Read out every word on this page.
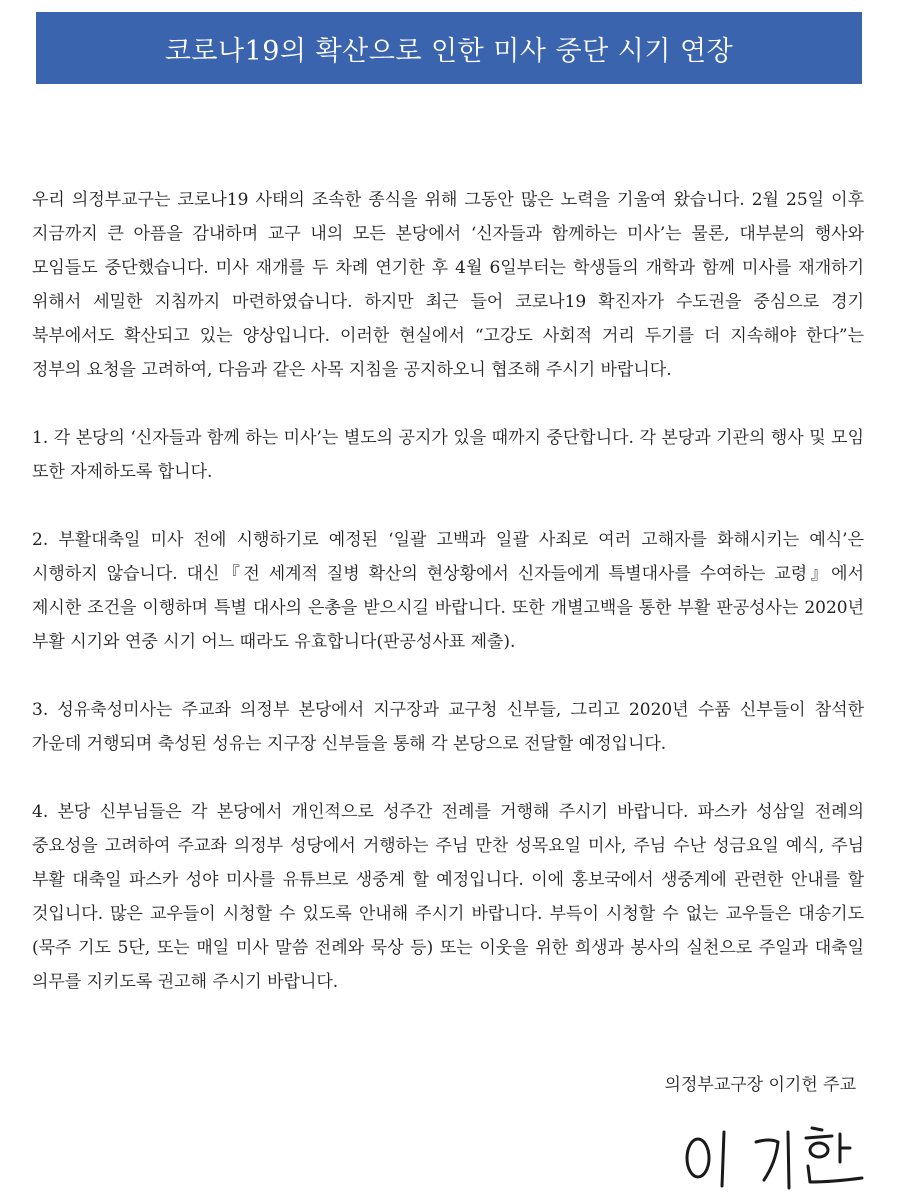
코로나19의 확산으로 인한 미사 중단 시기 연장

우리 의정부교구는 코로나19 사태의 조속한 종식을 위해 그동안 많은 노력을 기울여 왔습니다. 2월 25일 이후 지금까지 큰 아픔을 감내하며 교구 내의 모든 본당에서 ‘신자들과 함께하는 미사’는 물론, 대부분의 행사와 모임들도 중단했습니다. 미사 재개를 두 차례 연기한 후 4월 6일부터는 학생들의 개학과 함께 미사를 재개하기 위해서 세밀한 지침까지 마련하였습니다. 하지만 최근 들어 코로나19 확진자가 수도권을 중심으로 경기 북부에서도 확산되고 있는 양상입니다. 이러한 현실에서 “고강도 사회적 거리 두기를 더 지속해야 한다”는 정부의 요청을 고려하여, 다음과 같은 사목 지침을 공지하오니 협조해 주시기 바랍니다.

1. 각 본당의 ‘신자들과 함께 하는 미사’는 별도의 공지가 있을 때까지 중단합니다. 각 본당과 기관의 행사 및 모임 또한 자제하도록 합니다.

2. 부활대축일 미사 전에 시행하기로 예정된 ‘일괄 고백과 일괄 사죄로 여러 고해자를 화해시키는 예식’은 시행하지 않습니다. 대신『전 세계적 질병 확산의 현상황에서 신자들에게 특별대사를 수여하는 교령』에서 제시한 조건을 이행하며 특별 대사의 은총을 받으시길 바랍니다. 또한 개별고백을 통한 부활 판공성사는 2020년 부활 시기와 연중 시기 어느 때라도 유효합니다(판공성사표 제출).

3. 성유축성미사는 주교좌 의정부 본당에서 지구장과 교구청 신부들, 그리고 2020년 수품 신부들이 참석한 가운데 거행되며 축성된 성유는 지구장 신부들을 통해 각 본당으로 전달할 예정입니다.

4. 본당 신부님들은 각 본당에서 개인적으로 성주간 전례를 거행해 주시기 바랍니다. 파스카 성삼일 전례의 중요성을 고려하여 주교좌 의정부 성당에서 거행하는 주님 만찬 성목요일 미사, 주님 수난 성금요일 예식, 주님 부활 대축일 파스카 성야 미사를 유튜브로 생중계 할 예정입니다. 이에 홍보국에서 생중계에 관련한 안내를 할 것입니다. 많은 교우들이 시청할 수 있도록 안내해 주시기 바랍니다. 부득이 시청할 수 없는 교우들은 대송기도(묵주 기도 5단, 또는 매일 미사 말씀 전례와 묵상 등) 또는 이웃을 위한 희생과 봉사의 실천으로 주일과 대축일 의무를 지키도록 권고해 주시기 바랍니다.

의정부교구장 이기헌 주교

○ ○ ○ ○

- **Problem details**: Quote the full listing above word for word; exclude every picture from the copy.

- **Solution to the problem**:
Read out every word on this page.
코로나19의 확산으로 인한 미사 중단 시기 연장

우리 의정부교구는 코로나19 사태의 조속한 종식을 위해 그동안 많은 노력을 기울여 왔습니다. 2월 25일 이후 지금까지 큰 아픔을 감내하며 교구 내의 모든 본당에서 ‘신자들과 함께하는 미사’는 물론, 대부분의 행사와 모임들도 중단했습니다. 미사 재개를 두 차례 연기한 후 4월 6일부터는 학생들의 개학과 함께 미사를 재개하기 위해서 세밀한 지침까지 마련하였습니다. 하지만 최근 들어 코로나19 확진자가 수도권을 중심으로 경기 북부에서도 확산되고 있는 양상입니다. 이러한 현실에서 “고강도 사회적 거리 두기를 더 지속해야 한다”는 정부의 요청을 고려하여, 다음과 같은 사목 지침을 공지하오니 협조해 주시기 바랍니다.

1. 각 본당의 ‘신자들과 함께 하는 미사’는 별도의 공지가 있을 때까지 중단합니다. 각 본당과 기관의 행사 및 모임 또한 자제하도록 합니다.

2. 부활대축일 미사 전에 시행하기로 예정된 ‘일괄 고백과 일괄 사죄로 여러 고해자를 화해시키는 예식’은 시행하지 않습니다. 대신『전 세계적 질병 확산의 현상황에서 신자들에게 특별대사를 수여하는 교령』에서 제시한 조건을 이행하며 특별 대사의 은총을 받으시길 바랍니다. 또한 개별고백을 통한 부활 판공성사는 2020년 부활 시기와 연중 시기 어느 때라도 유효합니다(판공성사표 제출).

3. 성유축성미사는 주교좌 의정부 본당에서 지구장과 교구청 신부들, 그리고 2020년 수품 신부들이 참석한 가운데 거행되며 축성된 성유는 지구장 신부들을 통해 각 본당으로 전달할 예정입니다.

4. 본당 신부님들은 각 본당에서 개인적으로 성주간 전례를 거행해 주시기 바랍니다. 파스카 성삼일 전례의 중요성을 고려하여 주교좌 의정부 성당에서 거행하는 주님 만찬 성목요일 미사, 주님 수난 성금요일 예식, 주님 부활 대축일 파스카 성야 미사를 유튜브로 생중계 할 예정입니다. 이에 홍보국에서 생중계에 관련한 안내를 할 것입니다. 많은 교우들이 시청할 수 있도록 안내해 주시기 바랍니다. 부득이 시청할 수 없는 교우들은 대송기도(묵주 기도 5단, 또는 매일 미사 말씀 전례와 묵상 등) 또는 이웃을 위한 희생과 봉사의 실천으로 주일과 대축일 의무를 지키도록 권고해 주시기 바랍니다.

의정부교구장 이기헌 주교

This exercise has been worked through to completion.